[start of Excerpted data]

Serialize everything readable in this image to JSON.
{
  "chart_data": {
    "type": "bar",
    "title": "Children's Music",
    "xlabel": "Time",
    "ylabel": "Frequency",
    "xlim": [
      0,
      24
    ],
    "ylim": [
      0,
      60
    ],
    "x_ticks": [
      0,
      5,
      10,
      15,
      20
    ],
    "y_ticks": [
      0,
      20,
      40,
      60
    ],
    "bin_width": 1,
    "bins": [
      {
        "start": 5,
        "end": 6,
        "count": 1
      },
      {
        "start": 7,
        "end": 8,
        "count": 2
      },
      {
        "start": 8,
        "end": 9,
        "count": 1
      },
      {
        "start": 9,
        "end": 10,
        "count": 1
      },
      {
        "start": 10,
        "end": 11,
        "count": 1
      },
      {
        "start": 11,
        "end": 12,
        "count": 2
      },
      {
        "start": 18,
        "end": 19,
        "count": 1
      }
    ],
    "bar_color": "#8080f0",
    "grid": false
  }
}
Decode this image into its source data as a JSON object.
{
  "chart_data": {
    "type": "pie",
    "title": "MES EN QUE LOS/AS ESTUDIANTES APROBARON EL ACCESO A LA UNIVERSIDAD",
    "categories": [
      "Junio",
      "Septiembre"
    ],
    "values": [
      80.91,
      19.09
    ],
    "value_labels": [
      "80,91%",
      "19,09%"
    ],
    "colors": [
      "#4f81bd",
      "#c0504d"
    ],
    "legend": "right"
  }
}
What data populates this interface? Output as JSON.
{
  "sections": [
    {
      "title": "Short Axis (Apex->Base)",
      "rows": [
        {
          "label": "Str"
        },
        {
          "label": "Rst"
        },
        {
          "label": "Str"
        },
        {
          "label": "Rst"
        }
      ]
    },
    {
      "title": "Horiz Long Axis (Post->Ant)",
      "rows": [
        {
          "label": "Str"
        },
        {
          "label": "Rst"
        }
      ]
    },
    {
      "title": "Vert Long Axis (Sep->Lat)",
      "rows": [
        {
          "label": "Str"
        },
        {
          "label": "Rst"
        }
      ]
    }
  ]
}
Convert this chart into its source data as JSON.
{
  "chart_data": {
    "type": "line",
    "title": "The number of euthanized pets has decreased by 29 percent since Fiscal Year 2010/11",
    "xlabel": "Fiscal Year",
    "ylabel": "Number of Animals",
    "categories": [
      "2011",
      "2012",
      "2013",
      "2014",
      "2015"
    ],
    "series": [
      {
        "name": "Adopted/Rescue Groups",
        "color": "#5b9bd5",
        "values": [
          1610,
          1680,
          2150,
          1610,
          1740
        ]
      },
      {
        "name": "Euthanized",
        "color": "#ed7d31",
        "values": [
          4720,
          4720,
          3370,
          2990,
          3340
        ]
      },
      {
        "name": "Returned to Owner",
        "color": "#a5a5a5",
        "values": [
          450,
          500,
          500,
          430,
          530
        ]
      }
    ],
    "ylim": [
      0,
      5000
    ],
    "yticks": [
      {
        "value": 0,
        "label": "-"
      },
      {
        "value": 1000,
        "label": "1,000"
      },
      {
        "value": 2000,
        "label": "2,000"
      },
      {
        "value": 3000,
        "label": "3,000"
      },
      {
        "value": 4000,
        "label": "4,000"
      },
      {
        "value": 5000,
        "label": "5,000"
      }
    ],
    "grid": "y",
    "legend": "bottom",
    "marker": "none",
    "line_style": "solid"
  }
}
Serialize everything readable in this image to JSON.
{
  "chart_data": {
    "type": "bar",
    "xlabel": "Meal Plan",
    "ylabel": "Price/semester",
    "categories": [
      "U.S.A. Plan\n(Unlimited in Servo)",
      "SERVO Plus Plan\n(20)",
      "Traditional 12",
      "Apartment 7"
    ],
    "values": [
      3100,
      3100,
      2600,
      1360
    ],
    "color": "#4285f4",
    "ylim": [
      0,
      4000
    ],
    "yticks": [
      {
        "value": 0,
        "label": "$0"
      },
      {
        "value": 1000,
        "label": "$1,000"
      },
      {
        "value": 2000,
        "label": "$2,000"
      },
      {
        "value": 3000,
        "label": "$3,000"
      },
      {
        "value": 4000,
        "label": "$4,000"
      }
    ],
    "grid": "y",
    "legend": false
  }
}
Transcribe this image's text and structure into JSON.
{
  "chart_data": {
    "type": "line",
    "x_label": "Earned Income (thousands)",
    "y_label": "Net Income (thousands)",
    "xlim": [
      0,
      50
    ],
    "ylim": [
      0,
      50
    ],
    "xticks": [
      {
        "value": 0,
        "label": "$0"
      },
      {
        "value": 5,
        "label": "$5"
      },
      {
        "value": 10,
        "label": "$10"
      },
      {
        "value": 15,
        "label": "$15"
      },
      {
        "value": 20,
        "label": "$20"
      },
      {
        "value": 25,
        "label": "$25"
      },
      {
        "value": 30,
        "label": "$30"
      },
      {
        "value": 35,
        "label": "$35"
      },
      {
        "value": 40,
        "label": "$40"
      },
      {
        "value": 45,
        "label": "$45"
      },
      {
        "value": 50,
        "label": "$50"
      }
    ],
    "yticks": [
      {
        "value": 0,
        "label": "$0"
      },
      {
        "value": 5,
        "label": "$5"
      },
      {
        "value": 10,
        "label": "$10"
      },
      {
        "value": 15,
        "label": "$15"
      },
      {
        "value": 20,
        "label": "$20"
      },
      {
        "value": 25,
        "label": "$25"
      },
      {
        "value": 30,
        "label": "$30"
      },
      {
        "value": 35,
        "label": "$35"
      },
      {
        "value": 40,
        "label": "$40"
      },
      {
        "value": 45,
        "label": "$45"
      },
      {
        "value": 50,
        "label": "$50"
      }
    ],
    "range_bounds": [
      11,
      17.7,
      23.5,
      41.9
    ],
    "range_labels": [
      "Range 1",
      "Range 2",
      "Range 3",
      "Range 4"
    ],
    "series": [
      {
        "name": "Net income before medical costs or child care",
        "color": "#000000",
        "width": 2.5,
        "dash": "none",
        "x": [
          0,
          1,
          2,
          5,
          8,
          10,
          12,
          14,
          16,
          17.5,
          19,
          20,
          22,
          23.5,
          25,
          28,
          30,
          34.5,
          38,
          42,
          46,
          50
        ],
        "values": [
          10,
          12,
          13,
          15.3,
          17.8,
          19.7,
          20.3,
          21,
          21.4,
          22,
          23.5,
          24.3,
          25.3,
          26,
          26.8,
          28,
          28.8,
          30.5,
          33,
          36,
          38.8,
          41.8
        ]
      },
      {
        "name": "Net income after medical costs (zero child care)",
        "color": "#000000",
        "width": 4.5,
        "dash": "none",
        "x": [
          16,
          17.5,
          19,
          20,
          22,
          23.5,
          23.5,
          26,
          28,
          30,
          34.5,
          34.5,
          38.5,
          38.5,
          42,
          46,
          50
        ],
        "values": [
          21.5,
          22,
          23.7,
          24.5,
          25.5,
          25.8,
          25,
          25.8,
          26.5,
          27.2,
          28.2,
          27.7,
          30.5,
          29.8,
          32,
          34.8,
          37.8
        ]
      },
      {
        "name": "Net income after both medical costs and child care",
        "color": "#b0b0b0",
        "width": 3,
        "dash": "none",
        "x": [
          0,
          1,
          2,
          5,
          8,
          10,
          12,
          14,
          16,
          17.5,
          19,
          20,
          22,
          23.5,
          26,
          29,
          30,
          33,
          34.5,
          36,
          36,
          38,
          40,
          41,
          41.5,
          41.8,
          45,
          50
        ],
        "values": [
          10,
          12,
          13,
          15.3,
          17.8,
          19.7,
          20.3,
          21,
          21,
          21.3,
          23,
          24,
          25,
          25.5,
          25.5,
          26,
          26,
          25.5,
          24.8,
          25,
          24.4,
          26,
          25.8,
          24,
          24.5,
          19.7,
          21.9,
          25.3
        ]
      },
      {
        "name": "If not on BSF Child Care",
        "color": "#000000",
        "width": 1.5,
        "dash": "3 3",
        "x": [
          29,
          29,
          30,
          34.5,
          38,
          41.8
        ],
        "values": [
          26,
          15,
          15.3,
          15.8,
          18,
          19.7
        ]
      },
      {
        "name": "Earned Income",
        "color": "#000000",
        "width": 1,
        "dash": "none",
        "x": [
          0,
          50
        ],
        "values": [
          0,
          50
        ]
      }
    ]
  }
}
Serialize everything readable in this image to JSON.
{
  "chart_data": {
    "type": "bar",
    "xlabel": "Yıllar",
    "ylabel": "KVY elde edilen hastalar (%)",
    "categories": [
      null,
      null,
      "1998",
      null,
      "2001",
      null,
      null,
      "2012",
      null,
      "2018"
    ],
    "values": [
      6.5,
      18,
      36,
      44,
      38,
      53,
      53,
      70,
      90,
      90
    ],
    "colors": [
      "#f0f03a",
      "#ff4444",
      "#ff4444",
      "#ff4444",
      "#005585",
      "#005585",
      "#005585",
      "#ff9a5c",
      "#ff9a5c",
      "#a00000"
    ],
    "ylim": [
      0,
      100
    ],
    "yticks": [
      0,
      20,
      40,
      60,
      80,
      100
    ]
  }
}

[end of Excerpted data]

### Task
Filter the records for lines holding the string "into". Copy each one.

### Reply to the task
Decode this image into its source data as a JSON object.
Convert this chart into its source data as JSON.
Transcribe this image's text and structure into JSON.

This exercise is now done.